*** Opening Data to examine ***
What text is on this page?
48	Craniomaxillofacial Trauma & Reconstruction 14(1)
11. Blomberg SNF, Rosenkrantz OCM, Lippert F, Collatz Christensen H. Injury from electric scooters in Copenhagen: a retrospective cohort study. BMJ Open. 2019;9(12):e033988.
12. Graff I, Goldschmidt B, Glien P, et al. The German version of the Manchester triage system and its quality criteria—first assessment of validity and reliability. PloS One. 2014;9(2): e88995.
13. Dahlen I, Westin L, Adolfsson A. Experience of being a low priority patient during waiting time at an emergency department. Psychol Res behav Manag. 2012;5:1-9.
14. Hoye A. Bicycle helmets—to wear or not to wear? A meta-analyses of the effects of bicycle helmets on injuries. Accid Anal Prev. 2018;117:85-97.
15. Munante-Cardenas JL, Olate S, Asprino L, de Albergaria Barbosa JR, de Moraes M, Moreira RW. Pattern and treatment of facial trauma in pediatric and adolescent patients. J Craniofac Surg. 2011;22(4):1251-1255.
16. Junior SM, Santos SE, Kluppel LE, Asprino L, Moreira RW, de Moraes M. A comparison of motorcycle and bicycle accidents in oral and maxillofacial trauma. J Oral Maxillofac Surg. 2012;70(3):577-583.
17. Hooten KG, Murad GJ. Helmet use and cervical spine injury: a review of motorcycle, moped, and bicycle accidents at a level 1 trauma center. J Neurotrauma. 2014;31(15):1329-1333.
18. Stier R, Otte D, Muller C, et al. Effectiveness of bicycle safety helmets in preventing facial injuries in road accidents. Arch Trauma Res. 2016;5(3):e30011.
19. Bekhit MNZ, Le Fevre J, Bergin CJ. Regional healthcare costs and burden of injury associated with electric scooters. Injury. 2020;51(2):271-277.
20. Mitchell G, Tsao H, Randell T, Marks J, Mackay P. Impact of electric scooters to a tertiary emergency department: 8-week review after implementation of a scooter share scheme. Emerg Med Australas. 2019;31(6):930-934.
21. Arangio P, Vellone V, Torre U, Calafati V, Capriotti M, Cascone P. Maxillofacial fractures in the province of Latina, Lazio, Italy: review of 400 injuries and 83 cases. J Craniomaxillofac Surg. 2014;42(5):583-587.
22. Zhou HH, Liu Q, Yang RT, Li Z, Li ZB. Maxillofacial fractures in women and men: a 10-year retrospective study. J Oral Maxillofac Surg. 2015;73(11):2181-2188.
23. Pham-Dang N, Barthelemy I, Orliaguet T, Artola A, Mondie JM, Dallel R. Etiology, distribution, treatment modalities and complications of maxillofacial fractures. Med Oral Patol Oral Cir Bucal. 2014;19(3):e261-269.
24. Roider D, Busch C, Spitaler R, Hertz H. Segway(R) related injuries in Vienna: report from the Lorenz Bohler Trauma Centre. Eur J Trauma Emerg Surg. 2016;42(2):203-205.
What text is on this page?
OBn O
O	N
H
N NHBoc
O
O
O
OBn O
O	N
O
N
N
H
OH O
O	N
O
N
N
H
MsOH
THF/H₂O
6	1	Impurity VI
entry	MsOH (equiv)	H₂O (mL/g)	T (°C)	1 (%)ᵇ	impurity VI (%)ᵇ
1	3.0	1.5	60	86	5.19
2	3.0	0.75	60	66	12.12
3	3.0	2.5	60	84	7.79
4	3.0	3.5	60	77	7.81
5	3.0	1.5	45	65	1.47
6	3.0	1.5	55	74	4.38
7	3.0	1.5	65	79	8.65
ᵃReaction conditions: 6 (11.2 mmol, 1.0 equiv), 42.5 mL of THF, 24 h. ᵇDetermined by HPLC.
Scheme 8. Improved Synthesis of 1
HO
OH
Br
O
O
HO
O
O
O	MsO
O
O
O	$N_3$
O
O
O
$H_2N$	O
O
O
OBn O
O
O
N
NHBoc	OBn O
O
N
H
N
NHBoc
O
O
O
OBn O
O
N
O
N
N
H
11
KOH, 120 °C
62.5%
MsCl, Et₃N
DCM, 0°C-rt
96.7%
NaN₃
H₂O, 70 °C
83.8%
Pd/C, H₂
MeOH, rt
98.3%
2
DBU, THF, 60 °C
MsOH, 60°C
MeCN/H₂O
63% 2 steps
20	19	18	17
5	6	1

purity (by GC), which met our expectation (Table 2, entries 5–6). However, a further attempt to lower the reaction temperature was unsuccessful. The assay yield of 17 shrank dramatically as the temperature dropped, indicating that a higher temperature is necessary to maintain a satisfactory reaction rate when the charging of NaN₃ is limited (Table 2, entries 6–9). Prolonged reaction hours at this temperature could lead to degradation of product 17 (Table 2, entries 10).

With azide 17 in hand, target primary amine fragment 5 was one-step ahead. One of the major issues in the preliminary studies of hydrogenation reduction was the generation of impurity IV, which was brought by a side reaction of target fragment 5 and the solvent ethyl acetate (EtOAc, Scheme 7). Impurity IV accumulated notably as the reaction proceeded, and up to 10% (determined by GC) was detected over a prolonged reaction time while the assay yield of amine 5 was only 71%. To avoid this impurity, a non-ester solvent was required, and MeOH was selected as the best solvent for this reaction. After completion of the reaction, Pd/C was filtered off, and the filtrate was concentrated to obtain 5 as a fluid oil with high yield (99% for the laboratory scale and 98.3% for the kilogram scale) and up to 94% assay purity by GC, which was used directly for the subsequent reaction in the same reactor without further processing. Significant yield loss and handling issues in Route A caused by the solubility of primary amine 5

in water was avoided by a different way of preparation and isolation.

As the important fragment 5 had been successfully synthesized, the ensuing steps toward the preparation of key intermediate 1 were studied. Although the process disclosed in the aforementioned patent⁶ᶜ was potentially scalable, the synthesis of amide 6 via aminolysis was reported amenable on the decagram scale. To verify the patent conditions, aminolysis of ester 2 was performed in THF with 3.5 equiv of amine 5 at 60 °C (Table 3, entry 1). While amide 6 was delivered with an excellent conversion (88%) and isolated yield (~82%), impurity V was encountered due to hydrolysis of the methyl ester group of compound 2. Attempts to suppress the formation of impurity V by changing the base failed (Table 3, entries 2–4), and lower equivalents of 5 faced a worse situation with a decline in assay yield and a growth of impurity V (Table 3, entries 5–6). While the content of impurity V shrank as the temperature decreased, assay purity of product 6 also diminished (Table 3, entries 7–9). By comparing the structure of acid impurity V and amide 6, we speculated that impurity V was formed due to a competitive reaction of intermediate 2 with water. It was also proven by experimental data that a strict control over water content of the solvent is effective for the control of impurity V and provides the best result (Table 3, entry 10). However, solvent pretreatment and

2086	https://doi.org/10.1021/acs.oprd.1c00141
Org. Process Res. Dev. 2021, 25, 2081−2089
*** Closing Data to examine ***
Go through the records and work out how many lines contain the string "MsOH". The answer should be that number alone.

- Solution to the problem -
3